- [Stated exercise] List all lines in the material below that contain "Dodge".

* begin Data for processing *

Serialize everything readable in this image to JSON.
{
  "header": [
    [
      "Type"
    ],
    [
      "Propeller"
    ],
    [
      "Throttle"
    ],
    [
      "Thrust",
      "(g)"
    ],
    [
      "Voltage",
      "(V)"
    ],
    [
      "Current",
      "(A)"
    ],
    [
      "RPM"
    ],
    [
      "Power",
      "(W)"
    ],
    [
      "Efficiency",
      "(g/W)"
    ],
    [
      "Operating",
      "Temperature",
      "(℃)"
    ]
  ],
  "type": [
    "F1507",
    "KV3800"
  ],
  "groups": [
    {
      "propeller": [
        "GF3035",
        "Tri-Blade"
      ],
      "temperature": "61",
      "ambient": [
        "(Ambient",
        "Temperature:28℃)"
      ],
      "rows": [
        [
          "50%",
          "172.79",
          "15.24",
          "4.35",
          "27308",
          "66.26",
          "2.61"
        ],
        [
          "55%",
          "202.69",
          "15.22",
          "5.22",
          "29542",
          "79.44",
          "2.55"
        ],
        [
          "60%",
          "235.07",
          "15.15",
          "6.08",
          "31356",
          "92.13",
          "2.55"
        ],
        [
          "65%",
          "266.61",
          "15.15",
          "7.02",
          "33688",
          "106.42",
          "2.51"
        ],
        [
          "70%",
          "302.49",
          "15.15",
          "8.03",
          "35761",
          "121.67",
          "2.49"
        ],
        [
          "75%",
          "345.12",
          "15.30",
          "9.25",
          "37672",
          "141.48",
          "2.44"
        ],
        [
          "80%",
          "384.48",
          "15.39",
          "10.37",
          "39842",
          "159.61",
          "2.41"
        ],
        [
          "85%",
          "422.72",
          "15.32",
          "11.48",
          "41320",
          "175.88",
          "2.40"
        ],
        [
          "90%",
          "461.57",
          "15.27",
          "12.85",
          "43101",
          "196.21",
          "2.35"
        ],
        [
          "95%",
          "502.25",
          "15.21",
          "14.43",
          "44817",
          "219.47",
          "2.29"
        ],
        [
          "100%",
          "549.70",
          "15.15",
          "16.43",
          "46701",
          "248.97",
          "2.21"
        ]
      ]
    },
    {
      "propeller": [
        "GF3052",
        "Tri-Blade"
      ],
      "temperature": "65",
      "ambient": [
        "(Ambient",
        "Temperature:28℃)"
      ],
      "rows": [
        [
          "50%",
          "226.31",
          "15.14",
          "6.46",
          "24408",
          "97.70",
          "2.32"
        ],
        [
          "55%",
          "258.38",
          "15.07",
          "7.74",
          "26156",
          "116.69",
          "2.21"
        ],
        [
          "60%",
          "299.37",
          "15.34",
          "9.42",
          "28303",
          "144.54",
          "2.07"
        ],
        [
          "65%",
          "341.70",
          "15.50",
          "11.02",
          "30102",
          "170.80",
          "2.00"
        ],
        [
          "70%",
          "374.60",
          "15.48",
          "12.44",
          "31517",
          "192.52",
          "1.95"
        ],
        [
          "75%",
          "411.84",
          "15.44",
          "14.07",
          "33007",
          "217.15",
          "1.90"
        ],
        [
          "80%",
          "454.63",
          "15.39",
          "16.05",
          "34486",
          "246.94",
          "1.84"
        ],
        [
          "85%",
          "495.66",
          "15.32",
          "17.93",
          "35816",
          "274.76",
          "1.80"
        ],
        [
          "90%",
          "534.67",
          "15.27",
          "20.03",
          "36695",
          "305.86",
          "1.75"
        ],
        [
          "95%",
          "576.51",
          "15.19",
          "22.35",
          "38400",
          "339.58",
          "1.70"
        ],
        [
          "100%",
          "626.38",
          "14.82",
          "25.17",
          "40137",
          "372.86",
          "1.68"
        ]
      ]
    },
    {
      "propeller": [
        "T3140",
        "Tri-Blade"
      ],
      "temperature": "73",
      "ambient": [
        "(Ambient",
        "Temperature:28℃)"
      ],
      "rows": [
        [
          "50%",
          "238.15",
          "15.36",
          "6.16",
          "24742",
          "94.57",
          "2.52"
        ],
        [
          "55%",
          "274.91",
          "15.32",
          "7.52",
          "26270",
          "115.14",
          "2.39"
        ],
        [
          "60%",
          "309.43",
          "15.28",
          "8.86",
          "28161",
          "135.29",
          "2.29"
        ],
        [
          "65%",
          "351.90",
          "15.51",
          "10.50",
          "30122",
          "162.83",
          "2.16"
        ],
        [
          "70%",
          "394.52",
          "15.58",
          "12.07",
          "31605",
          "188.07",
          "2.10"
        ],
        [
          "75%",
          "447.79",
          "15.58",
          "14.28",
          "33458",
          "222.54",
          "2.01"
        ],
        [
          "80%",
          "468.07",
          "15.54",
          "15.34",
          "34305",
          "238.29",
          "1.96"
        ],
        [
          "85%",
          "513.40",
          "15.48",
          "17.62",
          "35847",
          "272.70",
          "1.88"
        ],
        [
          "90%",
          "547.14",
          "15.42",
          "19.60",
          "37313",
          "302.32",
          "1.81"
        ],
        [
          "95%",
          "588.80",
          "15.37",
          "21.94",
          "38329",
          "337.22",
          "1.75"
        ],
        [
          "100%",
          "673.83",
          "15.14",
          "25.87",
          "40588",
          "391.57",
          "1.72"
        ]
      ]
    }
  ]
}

* end Data for processing *
* begin Data for processing *

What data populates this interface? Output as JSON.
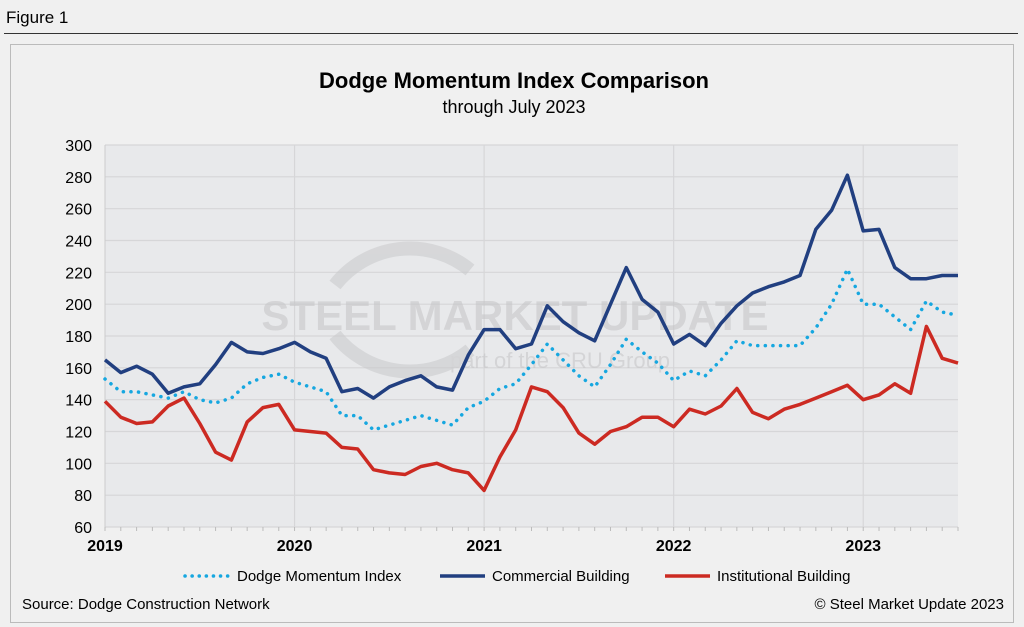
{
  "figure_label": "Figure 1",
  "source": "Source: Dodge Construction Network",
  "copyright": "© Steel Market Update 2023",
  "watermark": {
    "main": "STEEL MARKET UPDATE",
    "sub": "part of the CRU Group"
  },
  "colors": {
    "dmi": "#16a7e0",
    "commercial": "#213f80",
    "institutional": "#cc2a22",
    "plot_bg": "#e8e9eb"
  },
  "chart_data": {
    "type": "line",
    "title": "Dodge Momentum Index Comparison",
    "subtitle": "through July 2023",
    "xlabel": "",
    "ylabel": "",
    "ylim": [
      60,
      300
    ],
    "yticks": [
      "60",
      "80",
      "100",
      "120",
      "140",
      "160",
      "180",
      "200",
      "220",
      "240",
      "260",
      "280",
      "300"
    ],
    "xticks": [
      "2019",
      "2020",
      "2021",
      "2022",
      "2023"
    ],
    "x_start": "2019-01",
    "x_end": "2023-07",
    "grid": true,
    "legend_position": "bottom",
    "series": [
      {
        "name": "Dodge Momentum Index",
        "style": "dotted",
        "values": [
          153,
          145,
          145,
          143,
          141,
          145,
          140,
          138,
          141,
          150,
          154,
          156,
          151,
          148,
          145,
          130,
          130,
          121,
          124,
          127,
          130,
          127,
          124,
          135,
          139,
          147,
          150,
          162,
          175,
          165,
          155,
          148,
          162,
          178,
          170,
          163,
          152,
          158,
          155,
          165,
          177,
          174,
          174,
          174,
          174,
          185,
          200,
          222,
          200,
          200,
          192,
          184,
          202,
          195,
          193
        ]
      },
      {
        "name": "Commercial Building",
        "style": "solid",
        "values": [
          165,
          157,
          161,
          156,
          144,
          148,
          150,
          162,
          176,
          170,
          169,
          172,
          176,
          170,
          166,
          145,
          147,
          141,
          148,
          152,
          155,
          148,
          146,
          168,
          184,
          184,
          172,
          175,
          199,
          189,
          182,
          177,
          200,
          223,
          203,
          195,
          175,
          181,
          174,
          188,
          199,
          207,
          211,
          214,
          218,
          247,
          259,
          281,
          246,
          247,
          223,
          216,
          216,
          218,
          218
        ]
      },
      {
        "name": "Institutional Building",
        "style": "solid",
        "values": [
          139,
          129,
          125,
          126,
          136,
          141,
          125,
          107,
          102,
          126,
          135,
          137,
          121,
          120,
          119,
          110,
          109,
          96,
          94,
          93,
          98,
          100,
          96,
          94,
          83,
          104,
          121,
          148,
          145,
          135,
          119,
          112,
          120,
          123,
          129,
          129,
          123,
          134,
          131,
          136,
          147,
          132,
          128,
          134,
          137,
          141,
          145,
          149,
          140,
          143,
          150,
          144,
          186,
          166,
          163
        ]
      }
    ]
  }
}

* end Data for processing *

- [Output of the task]
  "source": "Source: Dodge Construction Network",
    "title": "Dodge Momentum Index Comparison",
        "name": "Dodge Momentum Index",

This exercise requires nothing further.